▶ **INSTRUCTIONS TO FOLLOW**:
Filter the records below and copy every line containing the word "marker".

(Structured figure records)

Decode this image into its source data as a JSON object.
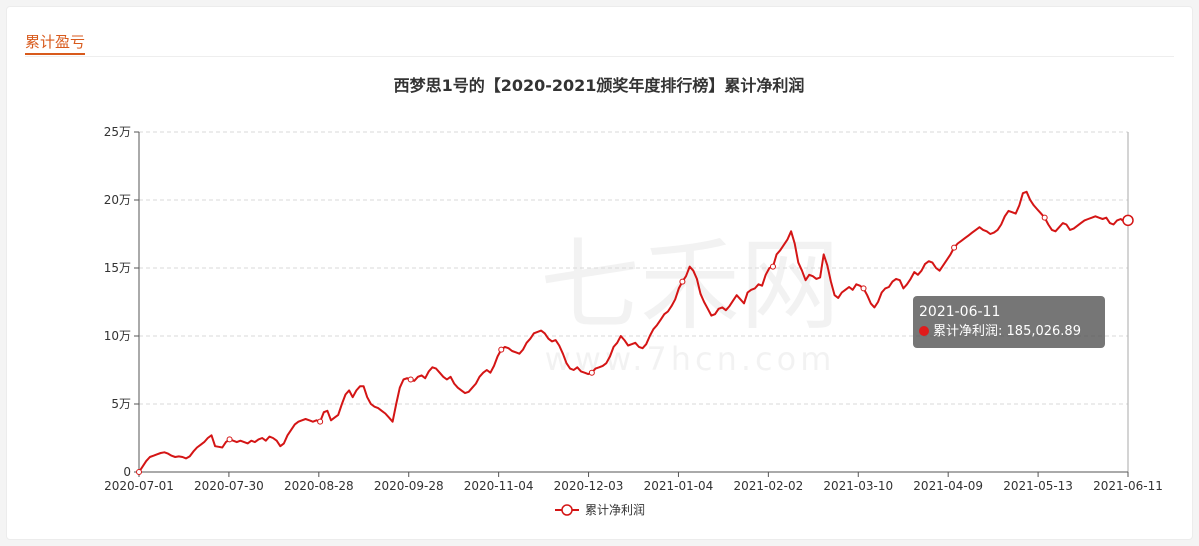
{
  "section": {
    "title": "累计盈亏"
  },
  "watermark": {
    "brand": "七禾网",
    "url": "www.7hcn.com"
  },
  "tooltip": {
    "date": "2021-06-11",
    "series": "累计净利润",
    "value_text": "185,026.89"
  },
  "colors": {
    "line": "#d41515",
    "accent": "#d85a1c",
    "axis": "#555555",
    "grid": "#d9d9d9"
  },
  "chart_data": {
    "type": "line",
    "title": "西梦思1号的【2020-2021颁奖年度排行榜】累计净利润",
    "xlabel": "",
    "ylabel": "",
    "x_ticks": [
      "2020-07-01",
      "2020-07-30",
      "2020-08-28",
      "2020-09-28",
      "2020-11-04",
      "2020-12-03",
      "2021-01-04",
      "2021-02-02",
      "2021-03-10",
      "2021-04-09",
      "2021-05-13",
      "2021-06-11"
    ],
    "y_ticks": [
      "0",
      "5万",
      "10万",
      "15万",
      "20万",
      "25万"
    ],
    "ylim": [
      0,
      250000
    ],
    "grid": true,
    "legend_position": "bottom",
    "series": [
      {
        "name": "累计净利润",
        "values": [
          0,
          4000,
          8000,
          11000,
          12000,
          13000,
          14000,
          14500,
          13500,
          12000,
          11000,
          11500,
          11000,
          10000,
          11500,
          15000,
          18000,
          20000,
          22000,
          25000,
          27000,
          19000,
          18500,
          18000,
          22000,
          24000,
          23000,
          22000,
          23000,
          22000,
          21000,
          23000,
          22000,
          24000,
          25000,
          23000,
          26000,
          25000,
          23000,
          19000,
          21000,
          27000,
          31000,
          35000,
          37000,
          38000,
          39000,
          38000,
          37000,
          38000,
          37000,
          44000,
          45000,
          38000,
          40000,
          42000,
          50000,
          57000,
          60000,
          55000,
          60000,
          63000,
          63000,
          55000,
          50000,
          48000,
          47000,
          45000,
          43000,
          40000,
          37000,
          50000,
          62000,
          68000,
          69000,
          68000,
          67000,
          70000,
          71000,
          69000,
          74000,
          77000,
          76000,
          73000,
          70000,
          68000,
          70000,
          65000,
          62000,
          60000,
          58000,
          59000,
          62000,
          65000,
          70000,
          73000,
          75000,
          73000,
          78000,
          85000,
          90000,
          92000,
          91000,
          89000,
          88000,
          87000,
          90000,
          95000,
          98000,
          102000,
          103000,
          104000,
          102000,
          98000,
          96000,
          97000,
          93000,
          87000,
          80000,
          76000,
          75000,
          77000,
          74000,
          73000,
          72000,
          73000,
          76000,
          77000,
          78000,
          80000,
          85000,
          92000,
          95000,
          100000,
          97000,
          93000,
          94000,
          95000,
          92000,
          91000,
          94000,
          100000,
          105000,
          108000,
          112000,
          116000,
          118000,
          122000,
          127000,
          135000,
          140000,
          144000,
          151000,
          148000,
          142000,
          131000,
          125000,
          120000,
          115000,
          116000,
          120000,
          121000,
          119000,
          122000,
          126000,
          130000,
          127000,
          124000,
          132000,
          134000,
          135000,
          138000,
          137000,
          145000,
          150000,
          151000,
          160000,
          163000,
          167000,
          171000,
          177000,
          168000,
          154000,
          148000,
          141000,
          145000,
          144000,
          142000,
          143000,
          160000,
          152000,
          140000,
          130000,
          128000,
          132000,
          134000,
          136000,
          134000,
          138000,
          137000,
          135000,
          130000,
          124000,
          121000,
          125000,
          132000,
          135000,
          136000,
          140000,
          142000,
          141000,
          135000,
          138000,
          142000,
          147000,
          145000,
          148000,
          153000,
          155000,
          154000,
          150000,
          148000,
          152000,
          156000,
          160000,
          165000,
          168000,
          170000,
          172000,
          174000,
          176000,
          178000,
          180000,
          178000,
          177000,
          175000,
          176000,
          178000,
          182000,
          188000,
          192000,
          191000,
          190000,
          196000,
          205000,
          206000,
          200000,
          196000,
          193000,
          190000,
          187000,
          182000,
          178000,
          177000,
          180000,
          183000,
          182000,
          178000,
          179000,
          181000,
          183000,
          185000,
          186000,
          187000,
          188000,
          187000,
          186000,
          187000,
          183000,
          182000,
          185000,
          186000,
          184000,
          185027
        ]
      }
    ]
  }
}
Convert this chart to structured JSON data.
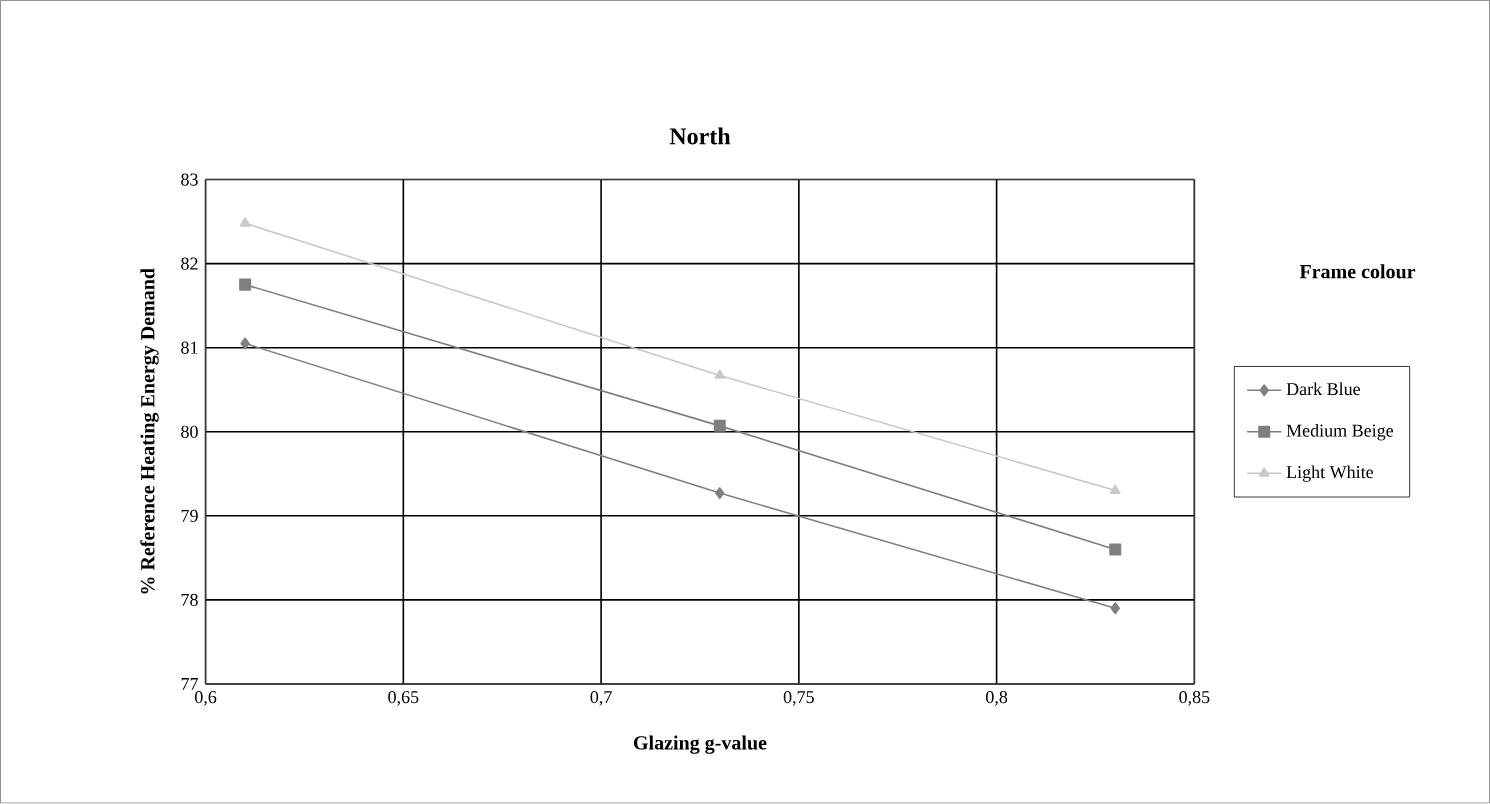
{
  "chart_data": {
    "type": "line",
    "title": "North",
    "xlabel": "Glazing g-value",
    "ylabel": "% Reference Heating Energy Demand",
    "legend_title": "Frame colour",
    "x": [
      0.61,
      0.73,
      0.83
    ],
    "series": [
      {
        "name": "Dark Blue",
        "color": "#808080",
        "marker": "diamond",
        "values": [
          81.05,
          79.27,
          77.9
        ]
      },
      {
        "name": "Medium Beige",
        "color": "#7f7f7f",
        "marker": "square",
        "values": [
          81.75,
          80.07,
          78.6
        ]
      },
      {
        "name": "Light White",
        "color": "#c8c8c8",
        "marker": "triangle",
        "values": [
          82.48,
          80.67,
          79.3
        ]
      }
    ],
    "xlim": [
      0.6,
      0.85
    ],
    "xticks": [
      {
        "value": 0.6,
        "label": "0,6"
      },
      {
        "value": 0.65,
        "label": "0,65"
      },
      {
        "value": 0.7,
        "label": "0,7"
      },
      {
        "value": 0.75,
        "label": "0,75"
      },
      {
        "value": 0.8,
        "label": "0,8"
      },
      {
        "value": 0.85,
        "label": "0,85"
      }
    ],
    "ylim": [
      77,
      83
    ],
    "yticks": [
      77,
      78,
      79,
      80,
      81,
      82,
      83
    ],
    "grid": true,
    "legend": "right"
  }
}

▶ **FULL OUTPUT**:
        "marker": "diamond",
        "marker": "square",
        "marker": "triangle",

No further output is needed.